▸ **TASK TO CARRY OUT**
Could you restate every line of the data word for word?

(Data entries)
++++++

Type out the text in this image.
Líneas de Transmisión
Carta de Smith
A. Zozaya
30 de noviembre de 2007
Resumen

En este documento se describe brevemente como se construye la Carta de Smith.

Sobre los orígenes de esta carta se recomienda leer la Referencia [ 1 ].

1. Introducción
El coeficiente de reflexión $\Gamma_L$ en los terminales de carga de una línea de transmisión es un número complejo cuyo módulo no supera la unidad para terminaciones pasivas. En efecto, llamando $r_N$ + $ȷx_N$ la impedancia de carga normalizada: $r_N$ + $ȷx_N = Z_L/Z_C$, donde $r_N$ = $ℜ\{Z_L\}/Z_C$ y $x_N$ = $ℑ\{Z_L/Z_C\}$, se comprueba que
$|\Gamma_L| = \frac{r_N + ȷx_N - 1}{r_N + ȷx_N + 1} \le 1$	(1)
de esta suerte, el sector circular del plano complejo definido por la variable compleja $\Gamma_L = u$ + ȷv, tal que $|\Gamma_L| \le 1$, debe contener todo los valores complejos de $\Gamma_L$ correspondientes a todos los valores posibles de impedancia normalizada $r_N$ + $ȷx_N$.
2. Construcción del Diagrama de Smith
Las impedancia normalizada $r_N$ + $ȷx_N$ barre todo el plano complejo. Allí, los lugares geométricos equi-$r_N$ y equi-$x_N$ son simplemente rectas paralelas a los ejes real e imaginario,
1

++++++

▸ **ANSWER FOR THE TASK**
Type out the text in this image.
Líneas de Transmisión
Carta de Smith
A. Zozaya
30 de noviembre de 2007
Resumen

En este documento se describe brevemente como se construye la Carta de Smith.

Sobre los orígenes de esta carta se recomienda leer la Referencia [ 1 ].

1. Introducción
El coeficiente de reflexión $\Gamma_L$ en los terminales de carga de una línea de transmisión es un número complejo cuyo módulo no supera la unidad para terminaciones pasivas. En efecto, llamando $r_N$ + $ȷx_N$ la impedancia de carga normalizada: $r_N$ + $ȷx_N = Z_L/Z_C$, donde $r_N$ = $ℜ\{Z_L\}/Z_C$ y $x_N$ = $ℑ\{Z_L/Z_C\}$, se comprueba que
$|\Gamma_L| = \frac{r_N + ȷx_N - 1}{r_N + ȷx_N + 1} \le 1$	(1)
de esta suerte, el sector circular del plano complejo definido por la variable compleja $\Gamma_L = u$ + ȷv, tal que $|\Gamma_L| \le 1$, debe contener todo los valores complejos de $\Gamma_L$ correspondientes a todos los valores posibles de impedancia normalizada $r_N$ + $ȷx_N$.
2. Construcción del Diagrama de Smith
Las impedancia normalizada $r_N$ + $ȷx_N$ barre todo el plano complejo. Allí, los lugares geométricos equi-$r_N$ y equi-$x_N$ son simplemente rectas paralelas a los ejes real e imaginario,
1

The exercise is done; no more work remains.